** START Working data **
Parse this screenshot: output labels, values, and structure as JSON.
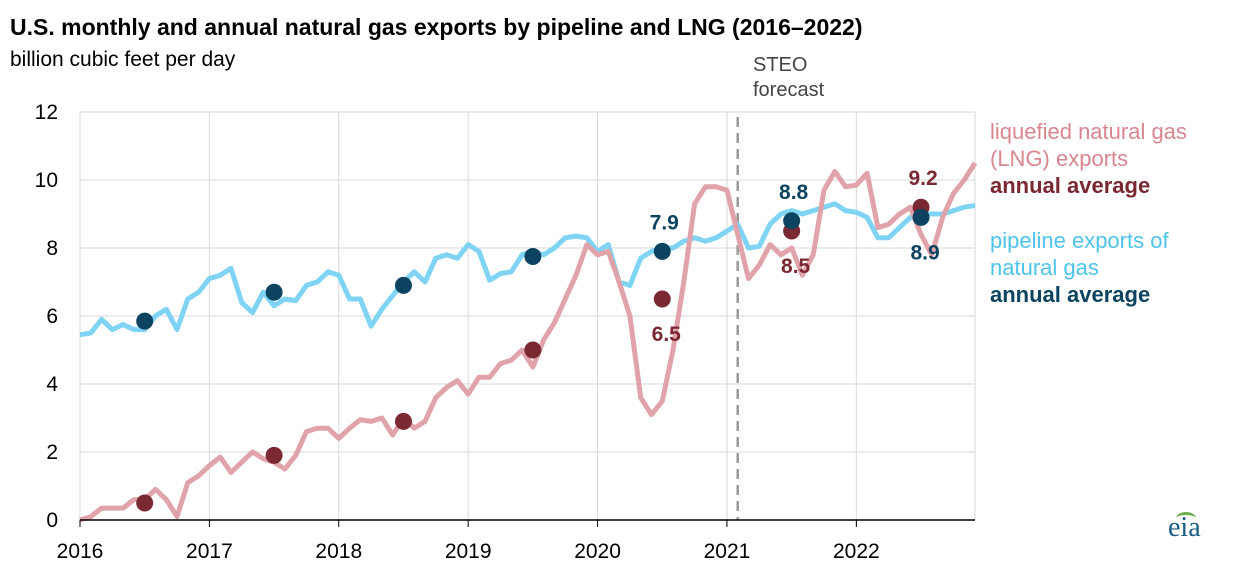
{
  "header": {
    "title": "U.S. monthly and annual natural gas exports by pipeline and LNG (2016–2022)",
    "subtitle": "billion cubic feet per day"
  },
  "annotation": {
    "line1": "STEO",
    "line2": "forecast"
  },
  "legend": {
    "lng_line1": "liquefied natural gas",
    "lng_line2": "(LNG) exports",
    "lng_avg": "annual average",
    "pipe_line1": "pipeline exports of",
    "pipe_line2": "natural gas",
    "pipe_avg": "annual average"
  },
  "logo": {
    "text": "eia"
  },
  "colors": {
    "lng": "#e0a3aa",
    "lng_avg": "#7a2832",
    "pipeline": "#7fd4f5",
    "pipeline_avg": "#0b4360",
    "forecast_line": "#9a9a9a"
  },
  "chart_data": {
    "type": "line",
    "x_unit": "year (monthly data)",
    "xlim": [
      2016,
      2022.917
    ],
    "ylim": [
      0,
      12
    ],
    "yticks": [
      0,
      2,
      4,
      6,
      8,
      10,
      12
    ],
    "xticks": [
      "2016",
      "2017",
      "2018",
      "2019",
      "2020",
      "2021",
      "2022"
    ],
    "grid": true,
    "forecast_start": 2021.083,
    "months_start": "2016-01",
    "series": [
      {
        "name": "liquefied natural gas (LNG) exports",
        "values": [
          0.0,
          0.1,
          0.35,
          0.35,
          0.35,
          0.6,
          0.6,
          0.9,
          0.6,
          0.1,
          1.1,
          1.3,
          1.6,
          1.85,
          1.4,
          1.7,
          2.0,
          1.8,
          1.7,
          1.5,
          1.9,
          2.6,
          2.7,
          2.7,
          2.4,
          2.7,
          2.95,
          2.9,
          3.0,
          2.5,
          3.0,
          2.7,
          2.9,
          3.6,
          3.9,
          4.1,
          3.7,
          4.2,
          4.2,
          4.6,
          4.7,
          5.0,
          4.5,
          5.3,
          5.8,
          6.5,
          7.2,
          8.1,
          7.8,
          7.9,
          7.0,
          6.0,
          3.6,
          3.1,
          3.5,
          5.0,
          7.0,
          9.3,
          9.8,
          9.8,
          9.7,
          8.4,
          7.1,
          7.5,
          8.1,
          7.8,
          8.0,
          7.2,
          7.8,
          9.7,
          10.25,
          9.8,
          9.85,
          10.2,
          8.6,
          8.7,
          9.0,
          9.2,
          8.4,
          7.8,
          8.9,
          9.6,
          10.0,
          10.5
        ]
      },
      {
        "name": "pipeline exports of natural gas",
        "values": [
          5.45,
          5.5,
          5.9,
          5.6,
          5.75,
          5.6,
          5.6,
          6.0,
          6.2,
          5.6,
          6.5,
          6.7,
          7.1,
          7.2,
          7.4,
          6.4,
          6.1,
          6.7,
          6.3,
          6.5,
          6.45,
          6.9,
          7.0,
          7.3,
          7.2,
          6.5,
          6.5,
          5.7,
          6.2,
          6.6,
          7.0,
          7.3,
          7.0,
          7.7,
          7.8,
          7.7,
          8.1,
          7.9,
          7.05,
          7.25,
          7.3,
          7.8,
          7.9,
          7.8,
          8.0,
          8.3,
          8.35,
          8.3,
          7.9,
          8.1,
          7.0,
          6.9,
          7.7,
          7.9,
          8.0,
          8.0,
          8.2,
          8.3,
          8.2,
          8.3,
          8.5,
          8.7,
          8.0,
          8.05,
          8.7,
          9.0,
          9.1,
          9.0,
          9.1,
          9.2,
          9.3,
          9.1,
          9.05,
          8.9,
          8.3,
          8.3,
          8.6,
          8.9,
          9.0,
          9.0,
          9.0,
          9.1,
          9.2,
          9.25
        ]
      },
      {
        "name": "LNG annual average",
        "x": [
          2016.5,
          2017.5,
          2018.5,
          2019.5,
          2020.5,
          2021.5,
          2022.5
        ],
        "values": [
          0.5,
          1.9,
          2.9,
          5.0,
          6.5,
          8.5,
          9.2
        ],
        "labels": [
          "",
          "",
          "",
          "",
          "6.5",
          "8.5",
          "9.2"
        ]
      },
      {
        "name": "pipeline annual average",
        "x": [
          2016.5,
          2017.5,
          2018.5,
          2019.5,
          2020.5,
          2021.5,
          2022.5
        ],
        "values": [
          5.85,
          6.7,
          6.9,
          7.75,
          7.9,
          8.8,
          8.9
        ],
        "labels": [
          "",
          "",
          "",
          "",
          "7.9",
          "8.8",
          "8.9"
        ]
      }
    ]
  }
}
** END Working data **
Task details: Repeat all the data as it stands, dropping any images it holds.

Result for this exercise:
Parse this screenshot: output labels, values, and structure as JSON.
{
  "header": {
    "title": "U.S. monthly and annual natural gas exports by pipeline and LNG (2016–2022)",
    "subtitle": "billion cubic feet per day"
  },
  "annotation": {
    "line1": "STEO",
    "line2": "forecast"
  },
  "legend": {
    "lng_line1": "liquefied natural gas",
    "lng_line2": "(LNG) exports",
    "lng_avg": "annual average",
    "pipe_line1": "pipeline exports of",
    "pipe_line2": "natural gas",
    "pipe_avg": "annual average"
  },
  "logo": {
    "text": "eia"
  },
  "colors": {
    "lng": "#e0a3aa",
    "lng_avg": "#7a2832",
    "pipeline": "#7fd4f5",
    "pipeline_avg": "#0b4360",
    "forecast_line": "#9a9a9a"
  },
  "chart_data": {
    "type": "line",
    "x_unit": "year (monthly data)",
    "xlim": [
      2016,
      2022.917
    ],
    "ylim": [
      0,
      12
    ],
    "yticks": [
      0,
      2,
      4,
      6,
      8,
      10,
      12
    ],
    "xticks": [
      "2016",
      "2017",
      "2018",
      "2019",
      "2020",
      "2021",
      "2022"
    ],
    "grid": true,
    "forecast_start": 2021.083,
    "months_start": "2016-01",
    "series": [
      {
        "name": "liquefied natural gas (LNG) exports",
        "values": [
          0.0,
          0.1,
          0.35,
          0.35,
          0.35,
          0.6,
          0.6,
          0.9,
          0.6,
          0.1,
          1.1,
          1.3,
          1.6,
          1.85,
          1.4,
          1.7,
          2.0,
          1.8,
          1.7,
          1.5,
          1.9,
          2.6,
          2.7,
          2.7,
          2.4,
          2.7,
          2.95,
          2.9,
          3.0,
          2.5,
          3.0,
          2.7,
          2.9,
          3.6,
          3.9,
          4.1,
          3.7,
          4.2,
          4.2,
          4.6,
          4.7,
          5.0,
          4.5,
          5.3,
          5.8,
          6.5,
          7.2,
          8.1,
          7.8,
          7.9,
          7.0,
          6.0,
          3.6,
          3.1,
          3.5,
          5.0,
          7.0,
          9.3,
          9.8,
          9.8,
          9.7,
          8.4,
          7.1,
          7.5,
          8.1,
          7.8,
          8.0,
          7.2,
          7.8,
          9.7,
          10.25,
          9.8,
          9.85,
          10.2,
          8.6,
          8.7,
          9.0,
          9.2,
          8.4,
          7.8,
          8.9,
          9.6,
          10.0,
          10.5
        ]
      },
      {
        "name": "pipeline exports of natural gas",
        "values": [
          5.45,
          5.5,
          5.9,
          5.6,
          5.75,
          5.6,
          5.6,
          6.0,
          6.2,
          5.6,
          6.5,
          6.7,
          7.1,
          7.2,
          7.4,
          6.4,
          6.1,
          6.7,
          6.3,
          6.5,
          6.45,
          6.9,
          7.0,
          7.3,
          7.2,
          6.5,
          6.5,
          5.7,
          6.2,
          6.6,
          7.0,
          7.3,
          7.0,
          7.7,
          7.8,
          7.7,
          8.1,
          7.9,
          7.05,
          7.25,
          7.3,
          7.8,
          7.9,
          7.8,
          8.0,
          8.3,
          8.35,
          8.3,
          7.9,
          8.1,
          7.0,
          6.9,
          7.7,
          7.9,
          8.0,
          8.0,
          8.2,
          8.3,
          8.2,
          8.3,
          8.5,
          8.7,
          8.0,
          8.05,
          8.7,
          9.0,
          9.1,
          9.0,
          9.1,
          9.2,
          9.3,
          9.1,
          9.05,
          8.9,
          8.3,
          8.3,
          8.6,
          8.9,
          9.0,
          9.0,
          9.0,
          9.1,
          9.2,
          9.25
        ]
      },
      {
        "name": "LNG annual average",
        "x": [
          2016.5,
          2017.5,
          2018.5,
          2019.5,
          2020.5,
          2021.5,
          2022.5
        ],
        "values": [
          0.5,
          1.9,
          2.9,
          5.0,
          6.5,
          8.5,
          9.2
        ],
        "labels": [
          "",
          "",
          "",
          "",
          "6.5",
          "8.5",
          "9.2"
        ]
      },
      {
        "name": "pipeline annual average",
        "x": [
          2016.5,
          2017.5,
          2018.5,
          2019.5,
          2020.5,
          2021.5,
          2022.5
        ],
        "values": [
          5.85,
          6.7,
          6.9,
          7.75,
          7.9,
          8.8,
          8.9
        ],
        "labels": [
          "",
          "",
          "",
          "",
          "7.9",
          "8.8",
          "8.9"
        ]
      }
    ]
  }
}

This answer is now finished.